**Problem description**
Check each line of the records for "this"; collect those that have it.

▼▼▼

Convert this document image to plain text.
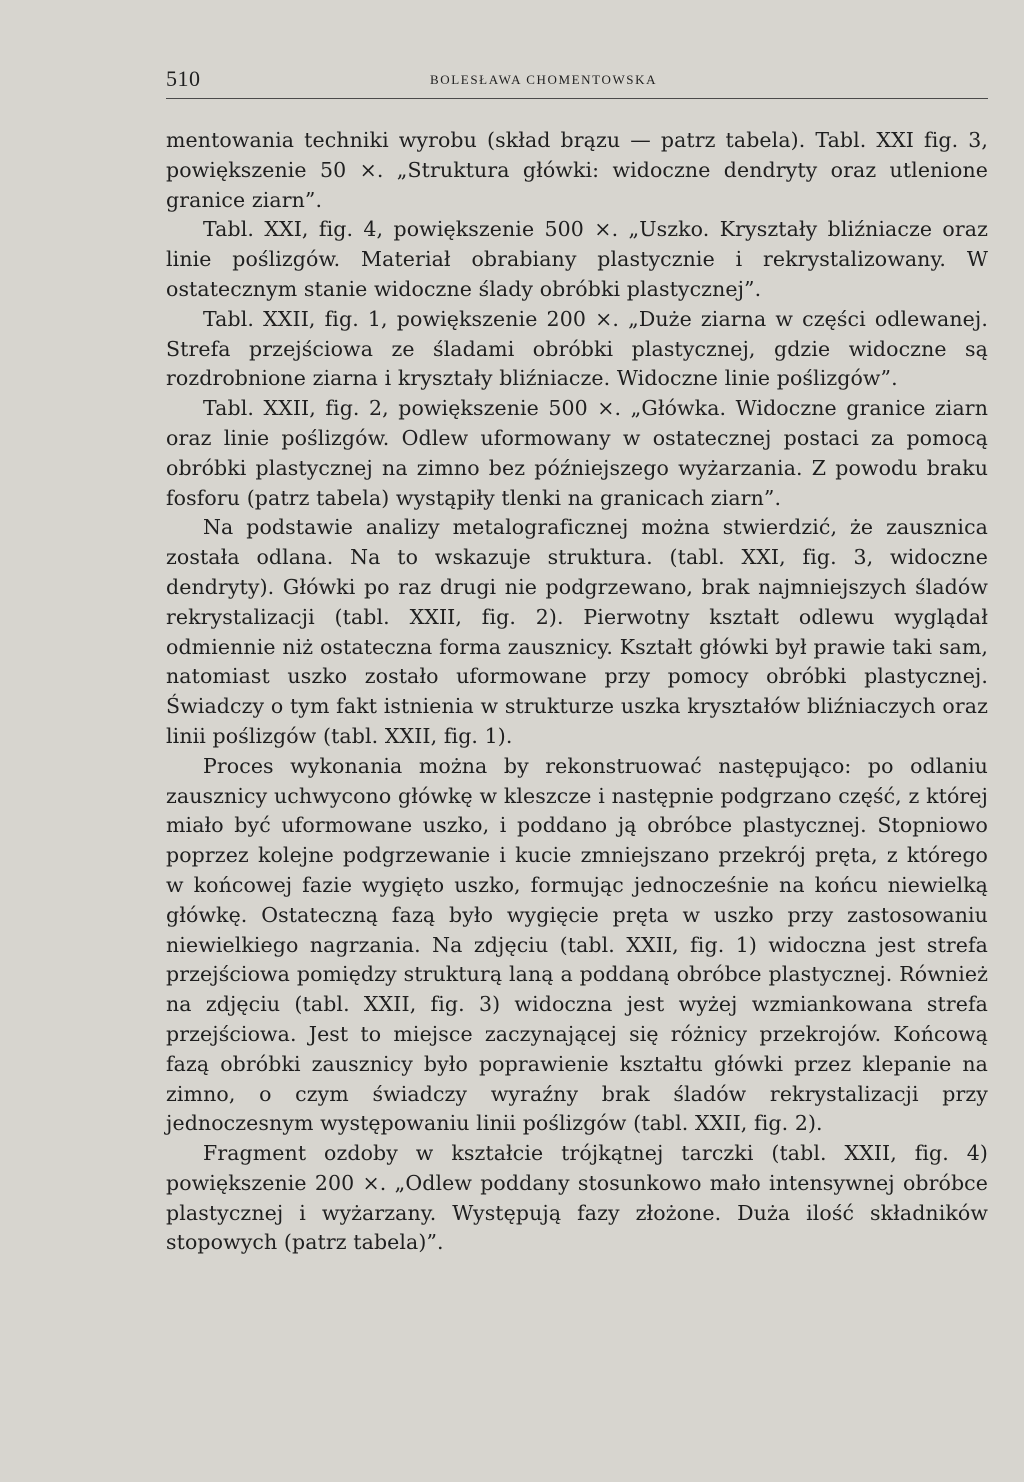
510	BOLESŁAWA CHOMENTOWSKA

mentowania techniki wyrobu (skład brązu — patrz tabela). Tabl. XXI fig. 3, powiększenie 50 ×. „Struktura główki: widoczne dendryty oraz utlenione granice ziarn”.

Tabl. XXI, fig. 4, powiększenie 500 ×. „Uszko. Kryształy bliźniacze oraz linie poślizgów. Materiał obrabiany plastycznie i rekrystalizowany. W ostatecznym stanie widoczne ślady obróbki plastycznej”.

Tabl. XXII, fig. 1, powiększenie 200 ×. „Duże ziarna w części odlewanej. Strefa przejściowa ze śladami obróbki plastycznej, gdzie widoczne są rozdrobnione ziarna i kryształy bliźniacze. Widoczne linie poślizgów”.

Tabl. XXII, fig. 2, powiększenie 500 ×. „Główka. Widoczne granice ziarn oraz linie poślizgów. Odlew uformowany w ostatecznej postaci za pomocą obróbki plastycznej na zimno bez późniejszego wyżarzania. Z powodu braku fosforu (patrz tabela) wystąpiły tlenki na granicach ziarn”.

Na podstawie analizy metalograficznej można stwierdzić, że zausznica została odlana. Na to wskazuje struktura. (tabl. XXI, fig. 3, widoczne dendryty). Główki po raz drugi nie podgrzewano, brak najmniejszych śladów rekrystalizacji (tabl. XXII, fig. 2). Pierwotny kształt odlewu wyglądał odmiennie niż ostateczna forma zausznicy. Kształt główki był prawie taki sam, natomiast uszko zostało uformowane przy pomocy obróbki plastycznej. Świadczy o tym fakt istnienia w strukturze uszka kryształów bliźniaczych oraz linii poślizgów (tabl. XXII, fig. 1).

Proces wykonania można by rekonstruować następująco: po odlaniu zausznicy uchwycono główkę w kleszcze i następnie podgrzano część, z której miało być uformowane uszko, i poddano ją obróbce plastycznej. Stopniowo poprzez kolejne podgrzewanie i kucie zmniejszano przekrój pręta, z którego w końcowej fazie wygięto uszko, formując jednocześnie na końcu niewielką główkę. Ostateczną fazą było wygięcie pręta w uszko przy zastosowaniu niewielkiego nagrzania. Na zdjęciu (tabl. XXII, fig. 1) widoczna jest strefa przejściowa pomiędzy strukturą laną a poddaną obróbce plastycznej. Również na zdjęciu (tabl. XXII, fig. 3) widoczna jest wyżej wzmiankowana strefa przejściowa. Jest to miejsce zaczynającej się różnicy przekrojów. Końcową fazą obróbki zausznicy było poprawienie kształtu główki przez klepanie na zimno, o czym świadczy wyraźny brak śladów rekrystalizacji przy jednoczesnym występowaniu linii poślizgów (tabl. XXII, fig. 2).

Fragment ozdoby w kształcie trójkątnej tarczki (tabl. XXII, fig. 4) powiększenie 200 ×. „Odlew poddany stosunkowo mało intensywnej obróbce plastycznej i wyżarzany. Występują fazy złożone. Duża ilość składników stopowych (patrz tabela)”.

▲▲▲
▼▼▼

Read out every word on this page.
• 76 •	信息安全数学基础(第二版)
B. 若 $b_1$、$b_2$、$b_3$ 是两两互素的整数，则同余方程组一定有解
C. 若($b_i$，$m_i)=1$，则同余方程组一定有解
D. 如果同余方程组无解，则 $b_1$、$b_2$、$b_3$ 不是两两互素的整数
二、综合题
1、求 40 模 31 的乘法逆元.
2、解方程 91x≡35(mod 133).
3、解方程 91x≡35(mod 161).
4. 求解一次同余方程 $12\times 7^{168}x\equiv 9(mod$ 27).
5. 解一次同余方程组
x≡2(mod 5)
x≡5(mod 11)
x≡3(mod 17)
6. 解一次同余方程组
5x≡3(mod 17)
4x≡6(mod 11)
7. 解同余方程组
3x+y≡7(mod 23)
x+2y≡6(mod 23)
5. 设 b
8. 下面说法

▲▲▲

**Result of the task**
Convert this document image to plain text.
Read out every word on this page.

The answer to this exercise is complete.